• **Task objective**
Select all lines with the string "JSON" in them, and copy those lines.

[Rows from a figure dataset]
◇ ◇ ◇

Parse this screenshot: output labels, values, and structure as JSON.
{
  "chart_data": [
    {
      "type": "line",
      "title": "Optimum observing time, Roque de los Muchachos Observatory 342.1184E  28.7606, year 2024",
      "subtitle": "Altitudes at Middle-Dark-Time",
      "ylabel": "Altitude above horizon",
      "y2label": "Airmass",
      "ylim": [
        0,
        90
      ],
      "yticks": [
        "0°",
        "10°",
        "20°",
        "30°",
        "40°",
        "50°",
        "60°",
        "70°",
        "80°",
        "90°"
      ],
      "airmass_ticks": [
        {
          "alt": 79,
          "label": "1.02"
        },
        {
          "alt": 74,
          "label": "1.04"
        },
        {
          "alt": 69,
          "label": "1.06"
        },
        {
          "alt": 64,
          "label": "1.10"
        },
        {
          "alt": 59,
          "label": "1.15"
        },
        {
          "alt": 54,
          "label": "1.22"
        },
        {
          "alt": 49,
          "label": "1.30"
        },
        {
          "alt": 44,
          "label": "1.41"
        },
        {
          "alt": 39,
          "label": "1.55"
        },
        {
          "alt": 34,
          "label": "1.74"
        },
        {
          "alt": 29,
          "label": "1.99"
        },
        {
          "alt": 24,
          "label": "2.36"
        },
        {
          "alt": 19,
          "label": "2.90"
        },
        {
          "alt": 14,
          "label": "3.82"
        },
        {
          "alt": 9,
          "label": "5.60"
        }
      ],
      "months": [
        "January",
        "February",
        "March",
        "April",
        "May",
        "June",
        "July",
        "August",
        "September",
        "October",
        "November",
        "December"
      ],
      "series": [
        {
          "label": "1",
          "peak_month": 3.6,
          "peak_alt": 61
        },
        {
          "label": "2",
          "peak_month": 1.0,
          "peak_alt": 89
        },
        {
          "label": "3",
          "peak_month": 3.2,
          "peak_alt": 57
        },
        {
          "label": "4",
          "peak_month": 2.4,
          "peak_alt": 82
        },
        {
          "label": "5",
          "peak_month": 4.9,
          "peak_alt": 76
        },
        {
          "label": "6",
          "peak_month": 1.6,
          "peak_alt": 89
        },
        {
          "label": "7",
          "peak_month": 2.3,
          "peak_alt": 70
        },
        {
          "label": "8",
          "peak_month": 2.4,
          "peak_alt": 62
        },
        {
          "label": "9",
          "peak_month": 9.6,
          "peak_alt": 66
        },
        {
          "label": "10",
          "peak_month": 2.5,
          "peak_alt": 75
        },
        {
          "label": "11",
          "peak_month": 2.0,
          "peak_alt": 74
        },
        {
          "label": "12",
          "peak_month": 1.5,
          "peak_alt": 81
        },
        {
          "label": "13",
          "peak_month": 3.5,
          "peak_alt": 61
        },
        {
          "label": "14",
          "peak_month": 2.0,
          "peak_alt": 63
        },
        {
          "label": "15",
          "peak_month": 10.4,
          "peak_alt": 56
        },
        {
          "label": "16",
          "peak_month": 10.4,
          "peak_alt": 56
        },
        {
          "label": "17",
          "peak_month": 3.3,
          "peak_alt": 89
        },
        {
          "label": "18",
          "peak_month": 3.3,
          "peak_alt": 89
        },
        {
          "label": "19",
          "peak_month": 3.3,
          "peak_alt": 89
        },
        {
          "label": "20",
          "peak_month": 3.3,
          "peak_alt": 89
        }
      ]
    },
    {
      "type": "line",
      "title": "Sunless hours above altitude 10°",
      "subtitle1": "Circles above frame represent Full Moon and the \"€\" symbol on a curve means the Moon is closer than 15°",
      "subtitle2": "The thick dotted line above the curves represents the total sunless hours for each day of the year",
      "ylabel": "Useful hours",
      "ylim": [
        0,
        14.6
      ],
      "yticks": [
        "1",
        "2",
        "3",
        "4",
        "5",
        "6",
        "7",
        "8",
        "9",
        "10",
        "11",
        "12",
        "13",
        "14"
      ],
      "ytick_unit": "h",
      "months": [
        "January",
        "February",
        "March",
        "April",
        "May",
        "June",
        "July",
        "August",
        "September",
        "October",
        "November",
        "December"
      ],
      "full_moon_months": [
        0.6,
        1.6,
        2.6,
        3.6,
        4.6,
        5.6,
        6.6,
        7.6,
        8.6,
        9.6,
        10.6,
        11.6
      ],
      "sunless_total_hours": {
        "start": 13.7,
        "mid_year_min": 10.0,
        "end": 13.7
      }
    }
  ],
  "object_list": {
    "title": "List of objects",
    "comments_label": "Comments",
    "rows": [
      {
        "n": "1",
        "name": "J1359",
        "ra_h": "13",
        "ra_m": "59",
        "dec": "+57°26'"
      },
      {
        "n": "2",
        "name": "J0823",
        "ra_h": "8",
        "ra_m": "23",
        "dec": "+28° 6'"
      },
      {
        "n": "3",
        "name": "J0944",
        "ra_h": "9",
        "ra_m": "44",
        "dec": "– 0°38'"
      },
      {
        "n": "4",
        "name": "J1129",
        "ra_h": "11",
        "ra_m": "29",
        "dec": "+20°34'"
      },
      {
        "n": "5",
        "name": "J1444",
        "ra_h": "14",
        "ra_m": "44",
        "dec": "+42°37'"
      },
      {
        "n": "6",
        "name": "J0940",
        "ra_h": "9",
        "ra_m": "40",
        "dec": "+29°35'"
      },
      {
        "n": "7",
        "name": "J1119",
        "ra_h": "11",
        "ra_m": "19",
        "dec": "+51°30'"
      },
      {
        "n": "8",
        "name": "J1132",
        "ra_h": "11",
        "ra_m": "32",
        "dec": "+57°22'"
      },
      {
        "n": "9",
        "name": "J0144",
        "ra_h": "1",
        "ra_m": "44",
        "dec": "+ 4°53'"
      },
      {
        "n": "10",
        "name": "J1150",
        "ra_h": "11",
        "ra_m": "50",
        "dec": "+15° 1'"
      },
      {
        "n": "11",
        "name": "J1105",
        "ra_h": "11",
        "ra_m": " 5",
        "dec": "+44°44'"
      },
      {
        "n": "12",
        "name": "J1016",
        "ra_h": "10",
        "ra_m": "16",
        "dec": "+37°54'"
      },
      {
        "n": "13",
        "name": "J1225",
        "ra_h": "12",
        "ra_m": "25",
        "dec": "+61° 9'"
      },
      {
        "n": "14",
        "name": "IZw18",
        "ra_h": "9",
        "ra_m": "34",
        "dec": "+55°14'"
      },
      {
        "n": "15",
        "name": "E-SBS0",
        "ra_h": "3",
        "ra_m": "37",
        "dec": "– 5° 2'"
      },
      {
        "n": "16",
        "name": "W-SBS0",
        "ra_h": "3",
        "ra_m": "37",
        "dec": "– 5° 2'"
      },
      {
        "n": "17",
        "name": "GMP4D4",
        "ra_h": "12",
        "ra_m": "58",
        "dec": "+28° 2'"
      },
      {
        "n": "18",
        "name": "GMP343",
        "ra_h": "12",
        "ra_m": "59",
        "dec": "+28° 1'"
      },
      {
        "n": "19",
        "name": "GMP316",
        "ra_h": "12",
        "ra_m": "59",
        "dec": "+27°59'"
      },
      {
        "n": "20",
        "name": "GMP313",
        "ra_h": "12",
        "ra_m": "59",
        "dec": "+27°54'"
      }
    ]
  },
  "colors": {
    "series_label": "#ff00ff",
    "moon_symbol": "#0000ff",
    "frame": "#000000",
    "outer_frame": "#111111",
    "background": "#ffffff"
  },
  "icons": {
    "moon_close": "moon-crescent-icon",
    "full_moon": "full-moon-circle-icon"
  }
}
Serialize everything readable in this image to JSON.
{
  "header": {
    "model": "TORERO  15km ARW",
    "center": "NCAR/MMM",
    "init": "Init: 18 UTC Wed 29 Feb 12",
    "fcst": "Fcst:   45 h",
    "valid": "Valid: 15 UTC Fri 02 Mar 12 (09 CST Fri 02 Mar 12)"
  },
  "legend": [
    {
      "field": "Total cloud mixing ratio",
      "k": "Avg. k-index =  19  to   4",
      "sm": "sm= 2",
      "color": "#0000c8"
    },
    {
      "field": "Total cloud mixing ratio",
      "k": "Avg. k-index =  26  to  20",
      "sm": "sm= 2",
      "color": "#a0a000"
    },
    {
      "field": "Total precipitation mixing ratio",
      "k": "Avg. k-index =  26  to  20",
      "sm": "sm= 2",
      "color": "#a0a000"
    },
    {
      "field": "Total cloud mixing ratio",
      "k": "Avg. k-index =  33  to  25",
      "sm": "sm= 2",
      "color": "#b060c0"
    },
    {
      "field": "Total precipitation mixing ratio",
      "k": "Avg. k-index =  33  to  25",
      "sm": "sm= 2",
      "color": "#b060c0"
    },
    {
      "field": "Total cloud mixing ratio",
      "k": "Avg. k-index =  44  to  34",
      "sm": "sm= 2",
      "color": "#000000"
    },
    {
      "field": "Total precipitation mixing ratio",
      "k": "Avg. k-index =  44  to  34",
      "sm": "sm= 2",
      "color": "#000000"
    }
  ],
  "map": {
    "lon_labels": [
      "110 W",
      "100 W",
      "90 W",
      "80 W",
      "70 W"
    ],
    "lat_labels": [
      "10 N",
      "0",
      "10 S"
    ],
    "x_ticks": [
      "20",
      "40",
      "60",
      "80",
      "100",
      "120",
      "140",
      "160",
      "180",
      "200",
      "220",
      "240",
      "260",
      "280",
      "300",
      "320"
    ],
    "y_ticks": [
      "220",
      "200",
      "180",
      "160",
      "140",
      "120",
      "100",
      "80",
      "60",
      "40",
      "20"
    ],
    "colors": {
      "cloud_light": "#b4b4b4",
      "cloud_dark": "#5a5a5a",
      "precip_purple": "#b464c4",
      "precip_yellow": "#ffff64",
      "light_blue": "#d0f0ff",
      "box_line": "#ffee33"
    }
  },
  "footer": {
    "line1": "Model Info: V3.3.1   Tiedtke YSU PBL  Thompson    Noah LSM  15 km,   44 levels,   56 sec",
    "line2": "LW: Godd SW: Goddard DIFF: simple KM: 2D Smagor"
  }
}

◇ ◇ ◇

• **Answer**
Parse this screenshot: output labels, values, and structure as JSON.
Serialize everything readable in this image to JSON.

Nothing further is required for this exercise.